- _Data supplied_:
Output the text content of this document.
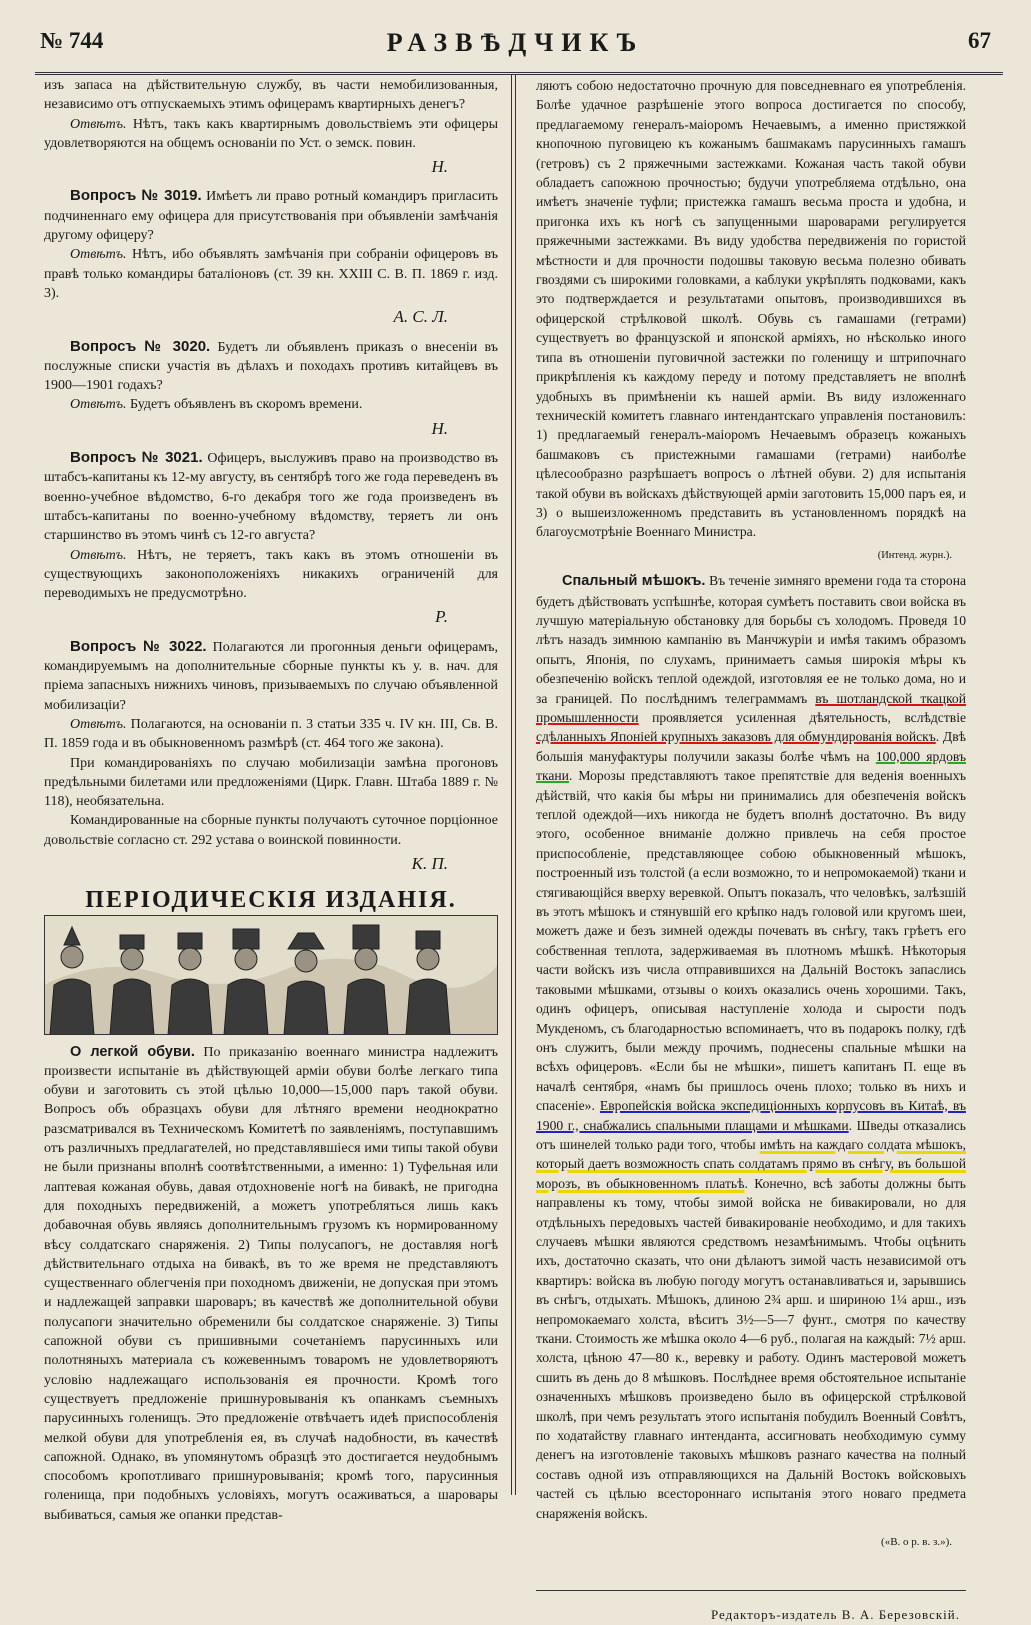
№ 744	РАЗВѢДЧИКЪ	67

изъ запаса на дѣйствительную службу, въ части немобилизованныя, независимо отъ отпускаемыхъ этимъ офицерамъ квартирныхъ денегъ?

Отвѣтъ. Нѣтъ, такъ какъ квартирнымъ довольствіемъ эти офицеры удовлетворяются на общемъ основаніи по Уст. о земск. повин.

Н.

Вопросъ № 3019. Имѣетъ ли право ротный командиръ пригласить подчиненнаго ему офицера для присутствованія при объявленіи замѣчанія другому офицеру?

Отвѣтъ. Нѣтъ, ибо объявлять замѣчанія при собраніи офицеровъ въ правѣ только командиры баталіоновъ (ст. 39 кн. XXIII С. В. П. 1869 г. изд. 3).

А. С. Л.

Вопросъ № 3020. Будетъ ли объявленъ приказъ о внесеніи въ послужные списки участія въ дѣлахъ и походахъ противъ китайцевъ въ 1900—1901 годахъ?

Отвѣтъ. Будетъ объявленъ въ скоромъ времени.

Н.

Вопросъ № 3021. Офицеръ, выслуживъ право на производство въ штабсъ-капитаны къ 12-му августу, въ сентябрѣ того же года переведенъ въ военно-учебное вѣдомство, 6-го декабря того же года произведенъ въ штабсъ-капитаны по военно-учебному вѣдомству, теряетъ ли онъ старшинство въ этомъ чинѣ съ 12-го августа?

Отвѣтъ. Нѣтъ, не теряетъ, такъ какъ въ этомъ отношеніи въ существующихъ законоположеніяхъ никакихъ ограниченій для переводимыхъ не предусмотрѣно.

Р.

Вопросъ № 3022. Полагаются ли прогонныя деньги офицерамъ, командируемымъ на дополнительные сборные пункты къ у. в. нач. для пріема запасныхъ нижнихъ чиновъ, призываемыхъ по случаю объявленной мобилизаціи?

Отвѣтъ. Полагаются, на основаніи п. 3 статьи 335 ч. IV кн. III, Св. В. П. 1859 года и въ обыкновенномъ размѣрѣ (ст. 464 того же закона).

При командированіяхъ по случаю мобилизаціи замѣна прогоновъ предѣльными билетами или предложеніями (Цирк. Главн. Штаба 1889 г. № 118), необязательна.

Командированные на сборные пункты получаютъ суточное порціонное довольствіе согласно ст. 292 устава о воинской повинности.

К. П.

ПЕРІОДИЧЕСКІЯ ИЗДАНІЯ.

О легкой обуви. По приказанію военнаго министра надлежитъ произвести испытаніе въ дѣйствующей арміи обуви болѣе легкаго типа обуви и заготовить съ этой цѣлью 10,000—15,000 паръ такой обуви. Вопросъ объ образцахъ обуви для лѣтняго времени неоднократно разсматривался въ Техническомъ Комитетѣ по заявленіямъ, поступавшимъ отъ различныхъ предлагателей, но представлявшіеся ими типы такой обуви не были признаны вполнѣ соотвѣтственными, а именно: 1) Туфельная или лаптевая кожаная обувь, давая отдохновеніе ногѣ на бивакѣ, не пригодна для походныхъ передвиженій, а можетъ употребляться лишь какъ добавочная обувь являясь дополнительнымъ грузомъ къ нормированному вѣсу солдатскаго снаряженія. 2) Типы полусапогъ, не доставляя ногѣ дѣйствительнаго отдыха на бивакѣ, въ то же время не представляютъ существеннаго облегченія при походномъ движеніи, не допуская при этомъ и надлежащей заправки шароваръ; въ качествѣ же дополнительной обуви полусапоги значительно обременили бы солдатское снаряженіе. 3) Типы сапожной обуви съ пришивными сочетаніемъ парусинныхъ или полотняныхъ материала съ кожевеннымъ товаромъ не удовлетворяютъ условію надлежащаго использованія ея прочности. Кромѣ того существуетъ предложеніе пришнуровыванія къ опанкамъ съемныхъ парусинныхъ голенищъ. Это предложеніе отвѣчаетъ идеѣ приспособленія мелкой обуви для употребленія ея, въ случаѣ надобности, въ качествѣ сапожной. Однако, въ упомянутомъ образцѣ это достигается неудобнымъ способомъ кропотливаго пришнуровыванія; кромѣ того, парусинныя голенища, при подобныхъ условіяхъ, могутъ осаживаться, а шаровары выбиваться, самыя же опанки представ-

ляютъ собою недостаточно прочную для повседневнаго ея употребленія. Болѣе удачное разрѣшеніе этого вопроса достигается по способу, предлагаемому генералъ-маіоромъ Нечаевымъ, а именно пристяжкой кнопочною пуговицею къ кожанымъ башмакамъ парусинныхъ гамашъ (гетровъ) съ 2 пряжечными застежками. Кожаная часть такой обуви обладаетъ сапожною прочностью; будучи употребляема отдѣльно, она имѣетъ значеніе туфли; пристежка гамашъ весьма проста и удобна, и пригонка ихъ къ ногѣ съ запущенными шароварами регулируется пряжечными застежками. Въ виду удобства передвиженія по гористой мѣстности и для прочности подошвы таковую весьма полезно обивать гвоздями съ широкими головками, а каблуки укрѣплять подковами, какъ это подтверждается и результатами опытовъ, производившихся въ офицерской стрѣлковой школѣ. Обувь съ гамашами (гетрами) существуетъ во французской и японской арміяхъ, но нѣсколько иного типа въ отношеніи пуговичной застежки по голенищу и штрипочнаго прикрѣпленія къ каждому переду и потому представляетъ не вполнѣ удобныхъ въ примѣненіи къ нашей арміи. Въ виду изложеннаго техническій комитетъ главнаго интендантскаго управленія постановилъ: 1) предлагаемый генералъ-маіоромъ Нечаевымъ образецъ кожаныхъ башмаковъ съ пристежными гамашами (гетрами) наиболѣе цѣлесообразно разрѣшаетъ вопросъ о лѣтней обуви. 2) для испытанія такой обуви въ войскахъ дѣйствующей арміи заготовить 15,000 паръ ея, и 3) о вышеизложенномъ представить въ установленномъ порядкѣ на благоусмотрѣніе Военнаго Министра.

(Интенд. журн.).

Спальный мѣшокъ. Въ теченіе зимняго времени года та сторона будетъ дѣйствовать успѣшнѣе, которая сумѣетъ поставить свои войска въ лучшую матеріальную обстановку для борьбы съ холодомъ. Проведя 10 лѣтъ назадъ зимнюю кампанію въ Манчжуріи и имѣя такимъ образомъ опытъ, Японія, по слухамъ, принимаетъ самыя широкія мѣры къ обезпеченію войскъ теплой одеждой, изготовляя ее не только дома, но и за границей. По послѣднимъ телеграммамъ въ шотландской ткацкой промышленности проявляется усиленная дѣятельность, вслѣдствіе сдѣланныхъ Японіей крупныхъ заказовъ для обмундированія войскъ. Двѣ большія мануфактуры получили заказы болѣе чѣмъ на 100,000 ярдовъ ткани. Морозы представляютъ такое препятствіе для веденія военныхъ дѣйствій, что какія бы мѣры ни принимались для обезпеченія войскъ теплой одеждой—ихъ никогда не будетъ вполнѣ достаточно. Въ виду этого, особенное вниманіе должно привлечь на себя простое приспособленіе, представляющее собою обыкновенный мѣшокъ, построенный изъ толстой (а если возможно, то и непромокаемой) ткани и стягивающійся вверху веревкой. Опытъ показалъ, что человѣкъ, залѣзшій въ этотъ мѣшокъ и стянувшій его крѣпко надъ головой или кругомъ шеи, можетъ даже и безъ зимней одежды почевать въ снѣгу, такъ грѣетъ его собственная теплота, задерживаемая въ плотномъ мѣшкѣ. Нѣкоторыя части войскъ изъ числа отправившихся на Дальній Востокъ запаслись таковыми мѣшками, отзывы о коихъ оказались очень хорошими. Такъ, одинъ офицеръ, описывая наступленіе холода и сырости подъ Мукденомъ, съ благодарностью вспоминаетъ, что въ подарокъ полку, гдѣ онъ служитъ, были между прочимъ, поднесены спальные мѣшки на всѣхъ офицеровъ. «Если бы не мѣшки», пишетъ капитанъ П. еще въ началѣ сентября, «намъ бы пришлось очень плохо; только въ нихъ и спасеніе». Европейскія войска экспедиціонныхъ корпусовъ въ Китаѣ, въ 1900 г., снабжались спальными плащами и мѣшками. Шведы отказались отъ шинелей только ради того, чтобы имѣть на каждаго солдата мѣшокъ, который даетъ возможность спать солдатамъ прямо въ снѣгу, въ большой морозъ, въ обыкновенномъ платьѣ. Конечно, всѣ заботы должны быть направлены къ тому, чтобы зимой войска не бивакировали, но для отдѣльныхъ передовыхъ частей бивакированіе необходимо, и для такихъ случаевъ мѣшки являются средствомъ незамѣнимымъ. Чтобы оцѣнить ихъ, достаточно сказать, что они дѣлаютъ зимой часть независимой отъ квартиръ: войска въ любую погоду могутъ останавливаться и, зарывшись въ снѣгъ, отдыхать. Мѣшокъ, длиною 2¾ арш. и шириною 1¼ арш., изъ непромокаемаго холста, вѣситъ 3½—5—7 фунт., смотря по качеству ткани. Стоимость же мѣшка около 4—6 руб., полагая на каждый: 7½ арш. холста, цѣною 47—80 к., веревку и работу. Одинъ мастеровой можетъ сшить въ день до 8 мѣшковъ. Послѣднее время обстоятельное испытаніе означенныхъ мѣшковъ произведено было въ офицерской стрѣлковой школѣ, при чемъ результатъ этого испытанія побудилъ Военный Совѣтъ, по ходатайству главнаго интенданта, ассигновать необходимую сумму денегъ на изготовленіе таковыхъ мѣшковъ разнаго качества на полный составъ одной изъ отправляющихся на Дальній Востокъ войсковыхъ частей съ цѣлью всестороннаго испытанія этого новаго предмета снаряженія войскъ.

(«В. о р. в. з.»).

Редакторъ-издатель В. А. Березовскій.
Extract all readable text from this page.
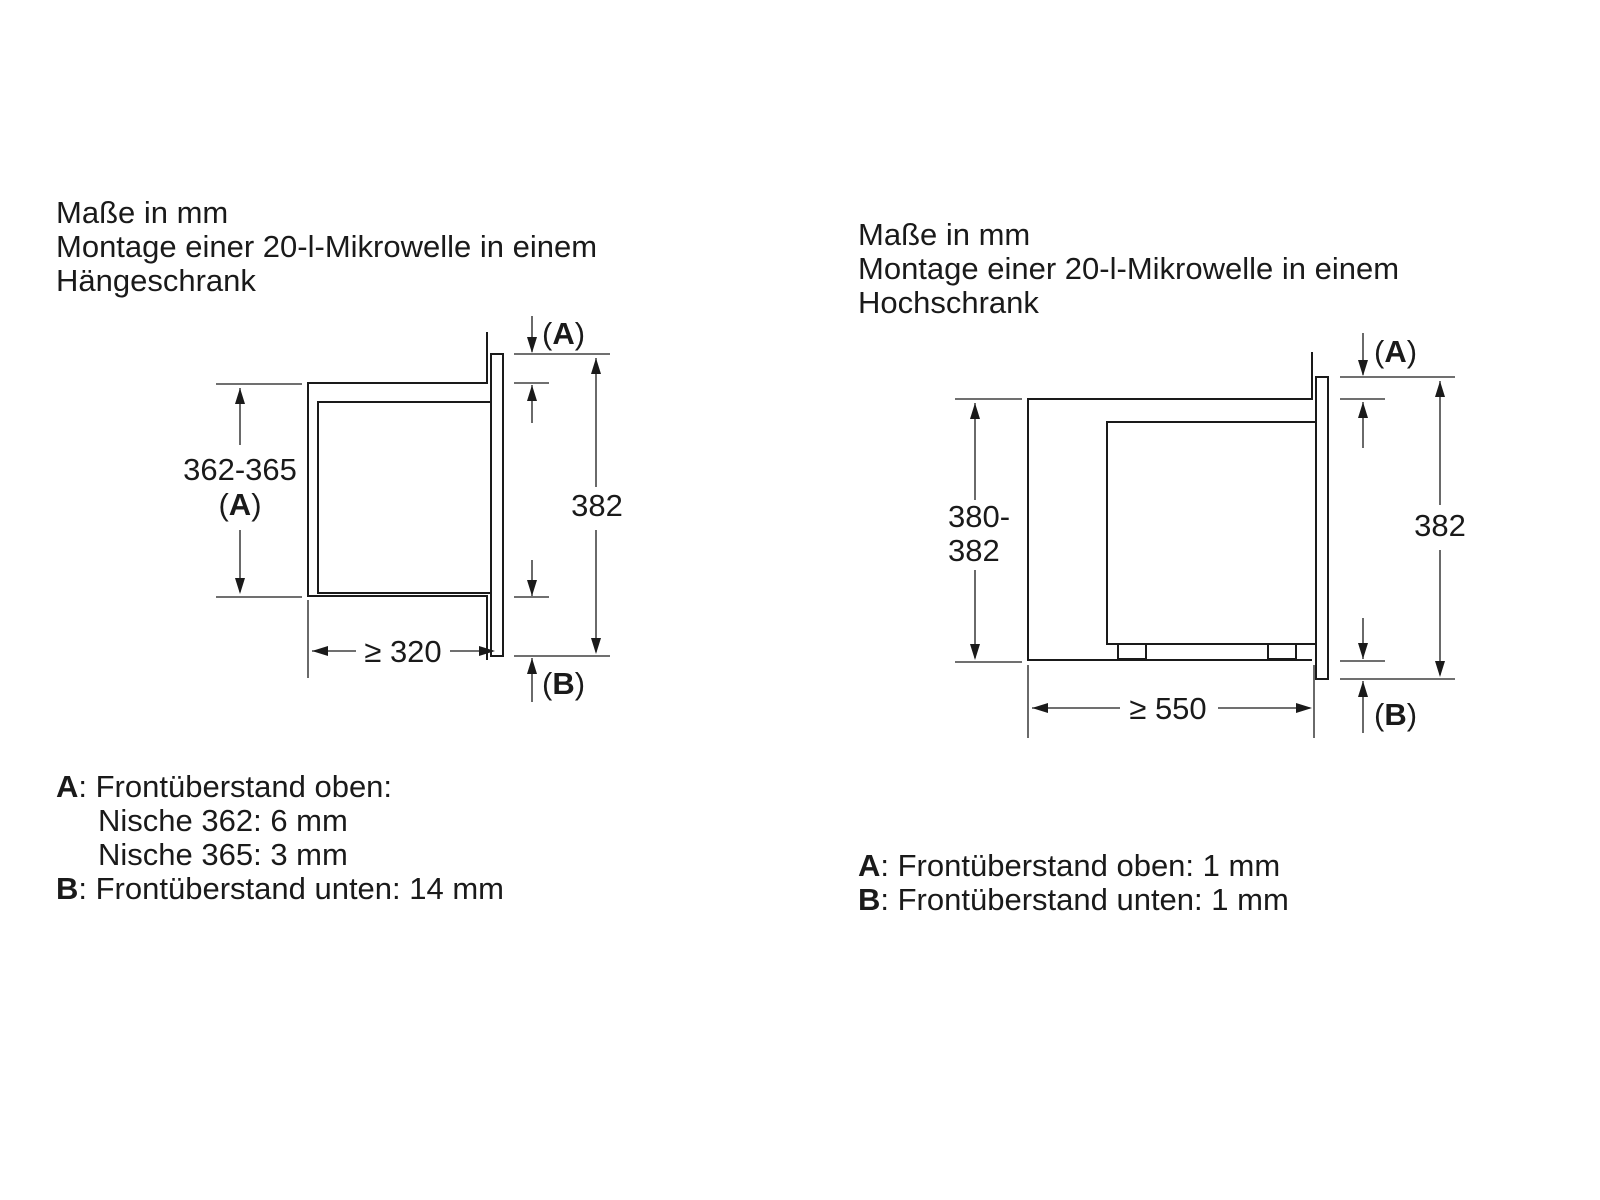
Maße in mm
Montage einer 20-l-Mikrowelle in einem
Hängeschrank
362-365
(A)	382
(A)
(B)
≥ 320
A: Frontüberstand oben:
Nische 362: 6 mm
Nische 365: 3 mm
B: Frontüberstand unten: 14 mm
Maße in mm
Montage einer 20-l-Mikrowelle in einem
Hochschrank
380-
382
382
(A)
(B)
≥ 550
A: Frontüberstand oben: 1 mm
B: Frontüberstand unten: 1 mm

- _Problem statement_:
Pictures aside, set down the lines from the one containing "Extract all readable text from this page." through the end of the records above, exactly and only those.

- _Written response_:
Extract all readable text from this page.
Maße in mm
Montage einer 20-l-Mikrowelle in einem
Hängeschrank
362-365
(A)	382
(A)
(B)
≥ 320
A: Frontüberstand oben:
Nische 362: 6 mm
Nische 365: 3 mm
B: Frontüberstand unten: 14 mm
Maße in mm
Montage einer 20-l-Mikrowelle in einem
Hochschrank
380-
382
382
(A)
(B)
≥ 550
A: Frontüberstand oben: 1 mm
B: Frontüberstand unten: 1 mm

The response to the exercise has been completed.